What is required
Please output the lines shown below exactly as they appear.

Records supplied

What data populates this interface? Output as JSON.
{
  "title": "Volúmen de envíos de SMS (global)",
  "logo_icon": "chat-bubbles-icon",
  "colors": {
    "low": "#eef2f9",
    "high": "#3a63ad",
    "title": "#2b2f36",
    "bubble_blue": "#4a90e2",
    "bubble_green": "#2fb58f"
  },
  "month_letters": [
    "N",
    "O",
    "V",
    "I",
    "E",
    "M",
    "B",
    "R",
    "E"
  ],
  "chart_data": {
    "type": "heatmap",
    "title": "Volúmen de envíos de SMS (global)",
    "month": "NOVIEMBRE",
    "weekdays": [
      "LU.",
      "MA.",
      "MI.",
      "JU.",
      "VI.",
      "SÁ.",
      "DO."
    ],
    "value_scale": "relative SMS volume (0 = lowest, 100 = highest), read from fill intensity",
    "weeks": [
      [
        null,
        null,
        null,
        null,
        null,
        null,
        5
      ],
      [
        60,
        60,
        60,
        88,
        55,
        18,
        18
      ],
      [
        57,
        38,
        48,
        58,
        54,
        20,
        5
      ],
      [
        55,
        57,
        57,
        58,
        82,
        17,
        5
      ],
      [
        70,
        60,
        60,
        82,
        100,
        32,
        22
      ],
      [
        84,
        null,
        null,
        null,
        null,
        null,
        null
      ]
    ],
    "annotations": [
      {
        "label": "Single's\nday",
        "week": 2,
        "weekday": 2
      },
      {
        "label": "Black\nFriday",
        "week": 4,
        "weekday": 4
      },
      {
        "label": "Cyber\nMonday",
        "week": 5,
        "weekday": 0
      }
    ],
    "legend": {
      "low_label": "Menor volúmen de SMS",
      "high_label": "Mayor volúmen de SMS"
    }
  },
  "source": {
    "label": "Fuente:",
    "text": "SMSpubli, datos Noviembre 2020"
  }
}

Output of the task
What data populates this interface? Output as JSON.
{
  "title": "Volúmen de envíos de SMS (global)",
  "logo_icon": "chat-bubbles-icon",
  "colors": {
    "low": "#eef2f9",
    "high": "#3a63ad",
    "title": "#2b2f36",
    "bubble_blue": "#4a90e2",
    "bubble_green": "#2fb58f"
  },
  "month_letters": [
    "N",
    "O",
    "V",
    "I",
    "E",
    "M",
    "B",
    "R",
    "E"
  ],
  "chart_data": {
    "type": "heatmap",
    "title": "Volúmen de envíos de SMS (global)",
    "month": "NOVIEMBRE",
    "weekdays": [
      "LU.",
      "MA.",
      "MI.",
      "JU.",
      "VI.",
      "SÁ.",
      "DO."
    ],
    "value_scale": "relative SMS volume (0 = lowest, 100 = highest), read from fill intensity",
    "weeks": [
      [
        null,
        null,
        null,
        null,
        null,
        null,
        5
      ],
      [
        60,
        60,
        60,
        88,
        55,
        18,
        18
      ],
      [
        57,
        38,
        48,
        58,
        54,
        20,
        5
      ],
      [
        55,
        57,
        57,
        58,
        82,
        17,
        5
      ],
      [
        70,
        60,
        60,
        82,
        100,
        32,
        22
      ],
      [
        84,
        null,
        null,
        null,
        null,
        null,
        null
      ]
    ],
    "annotations": [
      {
        "label": "Single's\nday",
        "week": 2,
        "weekday": 2
      },
      {
        "label": "Black\nFriday",
        "week": 4,
        "weekday": 4
      },
      {
        "label": "Cyber\nMonday",
        "week": 5,
        "weekday": 0
      }
    ],
    "legend": {
      "low_label": "Menor volúmen de SMS",
      "high_label": "Mayor volúmen de SMS"
    }
  },
  "source": {
    "label": "Fuente:",
    "text": "SMSpubli, datos Noviembre 2020"
  }
}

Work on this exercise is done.